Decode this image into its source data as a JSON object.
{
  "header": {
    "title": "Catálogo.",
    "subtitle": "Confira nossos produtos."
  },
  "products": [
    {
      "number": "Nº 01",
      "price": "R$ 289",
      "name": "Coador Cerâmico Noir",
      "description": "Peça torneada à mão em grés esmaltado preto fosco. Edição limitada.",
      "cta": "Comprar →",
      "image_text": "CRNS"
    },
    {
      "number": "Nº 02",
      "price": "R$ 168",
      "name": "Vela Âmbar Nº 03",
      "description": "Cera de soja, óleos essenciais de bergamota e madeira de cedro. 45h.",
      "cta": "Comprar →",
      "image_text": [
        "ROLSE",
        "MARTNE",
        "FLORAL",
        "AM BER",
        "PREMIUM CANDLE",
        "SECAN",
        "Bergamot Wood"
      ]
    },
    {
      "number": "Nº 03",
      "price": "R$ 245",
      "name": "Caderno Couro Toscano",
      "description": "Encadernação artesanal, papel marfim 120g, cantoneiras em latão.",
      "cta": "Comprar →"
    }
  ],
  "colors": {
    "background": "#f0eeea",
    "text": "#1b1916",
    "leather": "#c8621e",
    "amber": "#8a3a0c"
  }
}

Prompt:
Using the records above, pull out each line where the word "description" occurs.

Solution for this exercise:
      "description": "Peça torneada à mão em grés esmaltado preto fosco. Edição limitada.",
      "description": "Cera de soja, óleos essenciais de bergamota e madeira de cedro. 45h.",
      "description": "Encadernação artesanal, papel marfim 120g, cantoneiras em latão.",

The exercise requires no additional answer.